Search the listing below for the word "group" and copy each line that holds it.
━━━ AVAILABLE RECORDS ━━━
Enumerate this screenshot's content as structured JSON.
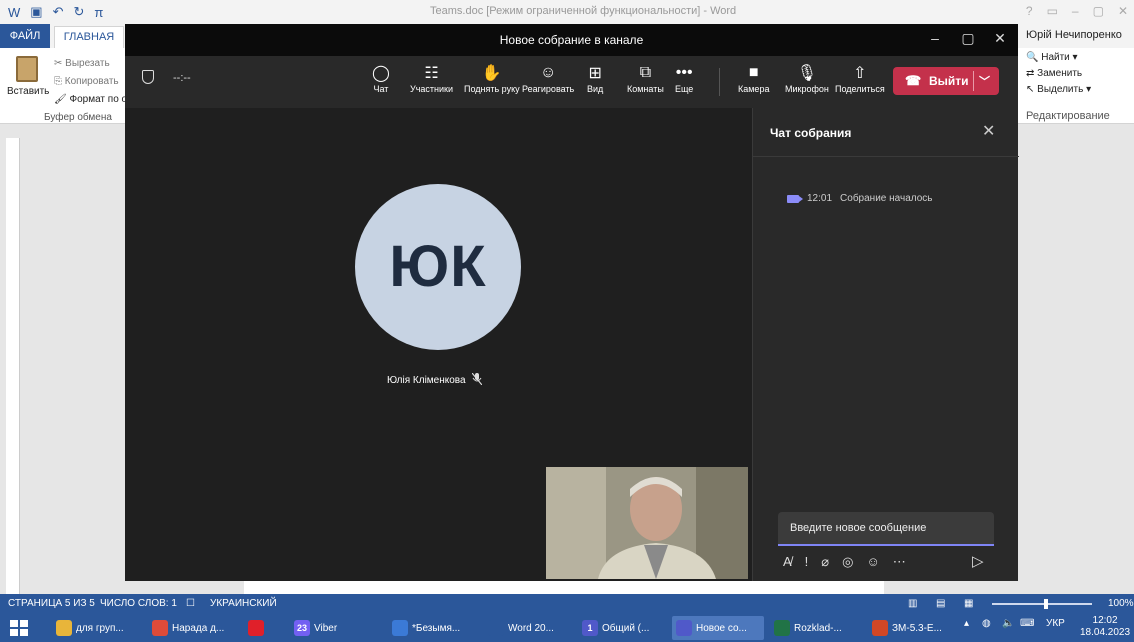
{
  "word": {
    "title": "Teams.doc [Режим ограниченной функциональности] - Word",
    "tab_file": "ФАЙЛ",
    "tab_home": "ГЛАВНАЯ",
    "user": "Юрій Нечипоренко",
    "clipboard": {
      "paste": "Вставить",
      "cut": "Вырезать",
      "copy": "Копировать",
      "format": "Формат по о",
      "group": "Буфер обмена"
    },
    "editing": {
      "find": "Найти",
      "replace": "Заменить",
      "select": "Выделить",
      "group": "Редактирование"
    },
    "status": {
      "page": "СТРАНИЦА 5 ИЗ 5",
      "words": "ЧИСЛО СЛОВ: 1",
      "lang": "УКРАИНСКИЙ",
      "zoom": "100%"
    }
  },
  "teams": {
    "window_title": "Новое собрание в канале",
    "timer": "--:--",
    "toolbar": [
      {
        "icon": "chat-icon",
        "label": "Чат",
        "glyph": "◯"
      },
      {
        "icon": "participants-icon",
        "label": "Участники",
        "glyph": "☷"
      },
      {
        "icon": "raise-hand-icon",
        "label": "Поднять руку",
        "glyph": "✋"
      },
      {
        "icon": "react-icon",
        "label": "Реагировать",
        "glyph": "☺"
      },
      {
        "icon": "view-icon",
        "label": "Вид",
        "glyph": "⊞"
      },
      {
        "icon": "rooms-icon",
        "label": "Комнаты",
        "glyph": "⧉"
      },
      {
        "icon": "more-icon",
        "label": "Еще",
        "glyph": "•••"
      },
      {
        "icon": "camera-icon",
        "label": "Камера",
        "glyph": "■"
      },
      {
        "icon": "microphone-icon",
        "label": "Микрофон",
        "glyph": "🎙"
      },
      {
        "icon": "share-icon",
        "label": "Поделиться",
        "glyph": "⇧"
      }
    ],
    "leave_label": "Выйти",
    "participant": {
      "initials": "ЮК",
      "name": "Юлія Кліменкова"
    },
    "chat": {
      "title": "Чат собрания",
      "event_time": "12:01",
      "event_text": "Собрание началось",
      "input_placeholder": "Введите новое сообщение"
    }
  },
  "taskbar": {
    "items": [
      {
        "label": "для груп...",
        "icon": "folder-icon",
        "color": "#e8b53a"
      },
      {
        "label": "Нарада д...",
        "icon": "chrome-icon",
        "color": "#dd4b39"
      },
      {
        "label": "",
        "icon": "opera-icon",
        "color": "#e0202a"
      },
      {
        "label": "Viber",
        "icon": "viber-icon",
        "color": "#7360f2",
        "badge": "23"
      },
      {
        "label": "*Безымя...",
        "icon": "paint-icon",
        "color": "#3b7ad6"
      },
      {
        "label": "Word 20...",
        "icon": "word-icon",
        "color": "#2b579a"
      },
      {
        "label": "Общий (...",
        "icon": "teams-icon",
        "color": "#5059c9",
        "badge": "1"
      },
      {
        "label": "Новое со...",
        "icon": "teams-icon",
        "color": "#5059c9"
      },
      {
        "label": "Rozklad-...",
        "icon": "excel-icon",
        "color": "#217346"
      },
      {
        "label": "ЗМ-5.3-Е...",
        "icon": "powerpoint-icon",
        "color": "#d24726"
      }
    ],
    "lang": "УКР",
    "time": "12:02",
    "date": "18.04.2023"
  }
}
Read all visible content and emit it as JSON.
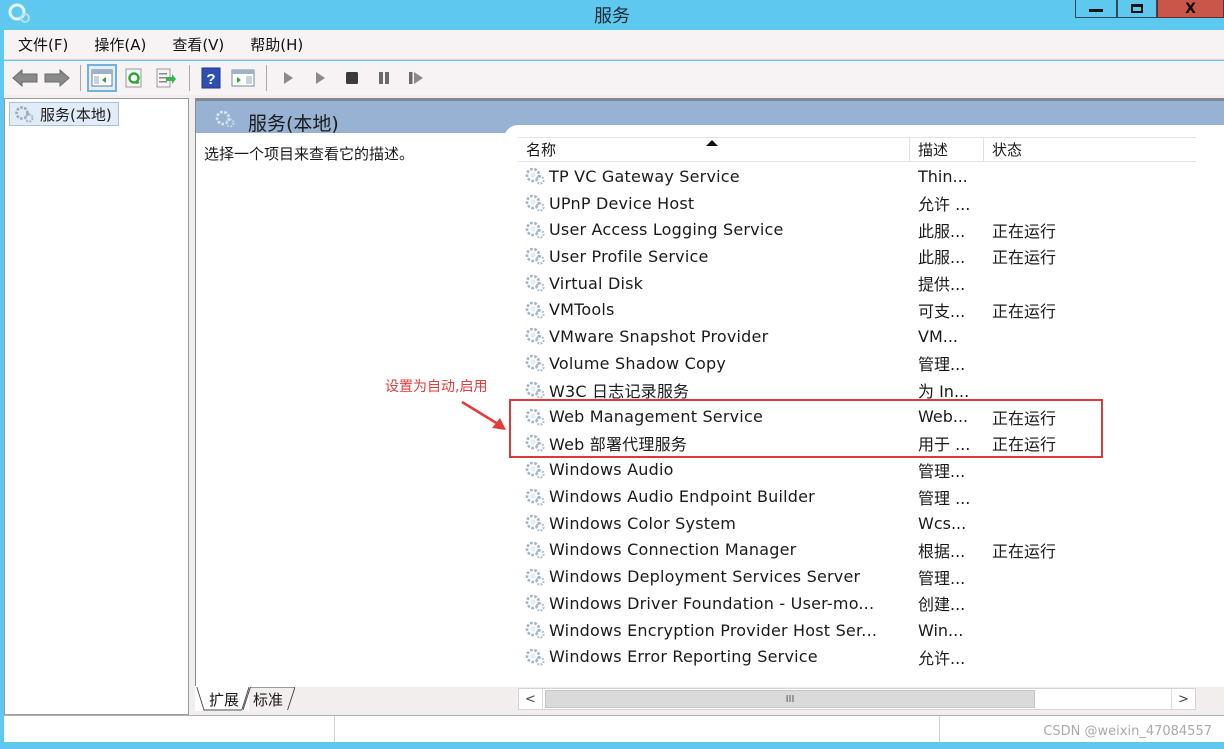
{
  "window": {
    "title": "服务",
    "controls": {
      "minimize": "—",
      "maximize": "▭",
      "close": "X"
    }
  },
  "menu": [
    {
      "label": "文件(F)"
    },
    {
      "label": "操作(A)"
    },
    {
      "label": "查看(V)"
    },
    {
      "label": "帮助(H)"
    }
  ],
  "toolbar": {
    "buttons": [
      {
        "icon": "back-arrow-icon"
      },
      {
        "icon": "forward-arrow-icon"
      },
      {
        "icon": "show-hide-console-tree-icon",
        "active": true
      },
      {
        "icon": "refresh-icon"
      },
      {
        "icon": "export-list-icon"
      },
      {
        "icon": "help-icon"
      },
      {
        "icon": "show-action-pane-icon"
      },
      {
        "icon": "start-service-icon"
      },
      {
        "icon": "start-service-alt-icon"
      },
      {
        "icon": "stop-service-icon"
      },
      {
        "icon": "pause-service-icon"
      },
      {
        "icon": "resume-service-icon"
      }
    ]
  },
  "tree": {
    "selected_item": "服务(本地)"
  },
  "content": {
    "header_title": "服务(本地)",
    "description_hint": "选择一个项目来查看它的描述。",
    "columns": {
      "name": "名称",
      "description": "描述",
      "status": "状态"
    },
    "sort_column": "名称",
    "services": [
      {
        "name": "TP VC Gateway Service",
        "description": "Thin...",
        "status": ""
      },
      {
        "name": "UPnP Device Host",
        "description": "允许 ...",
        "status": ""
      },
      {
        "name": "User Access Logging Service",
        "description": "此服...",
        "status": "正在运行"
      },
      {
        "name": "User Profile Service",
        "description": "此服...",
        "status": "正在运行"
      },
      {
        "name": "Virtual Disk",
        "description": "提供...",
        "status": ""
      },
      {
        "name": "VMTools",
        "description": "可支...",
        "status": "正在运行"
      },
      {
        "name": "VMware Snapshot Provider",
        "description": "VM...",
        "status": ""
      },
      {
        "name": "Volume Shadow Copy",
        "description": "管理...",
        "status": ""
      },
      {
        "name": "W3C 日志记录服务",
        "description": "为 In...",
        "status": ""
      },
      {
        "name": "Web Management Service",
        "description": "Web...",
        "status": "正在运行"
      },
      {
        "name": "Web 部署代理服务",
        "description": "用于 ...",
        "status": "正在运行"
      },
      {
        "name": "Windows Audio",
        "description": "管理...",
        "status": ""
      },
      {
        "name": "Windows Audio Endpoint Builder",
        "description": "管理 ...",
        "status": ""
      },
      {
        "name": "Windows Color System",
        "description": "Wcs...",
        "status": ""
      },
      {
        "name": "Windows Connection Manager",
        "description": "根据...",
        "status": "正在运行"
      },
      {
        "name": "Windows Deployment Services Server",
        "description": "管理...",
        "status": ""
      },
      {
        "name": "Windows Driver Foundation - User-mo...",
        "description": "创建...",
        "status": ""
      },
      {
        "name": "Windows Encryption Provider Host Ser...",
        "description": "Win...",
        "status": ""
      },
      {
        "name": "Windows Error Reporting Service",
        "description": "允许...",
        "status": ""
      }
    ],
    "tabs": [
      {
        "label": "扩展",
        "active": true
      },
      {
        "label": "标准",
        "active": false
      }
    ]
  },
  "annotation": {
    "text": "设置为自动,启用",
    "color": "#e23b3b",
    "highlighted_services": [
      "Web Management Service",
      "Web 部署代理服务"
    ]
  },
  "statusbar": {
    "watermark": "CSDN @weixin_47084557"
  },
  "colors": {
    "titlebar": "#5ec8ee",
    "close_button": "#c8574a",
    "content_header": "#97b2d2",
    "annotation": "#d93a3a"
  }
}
━━━
• OUTPUT OF THE EXERCISE:
      "group": "Буфер обмена"
      "group": "Редактирование"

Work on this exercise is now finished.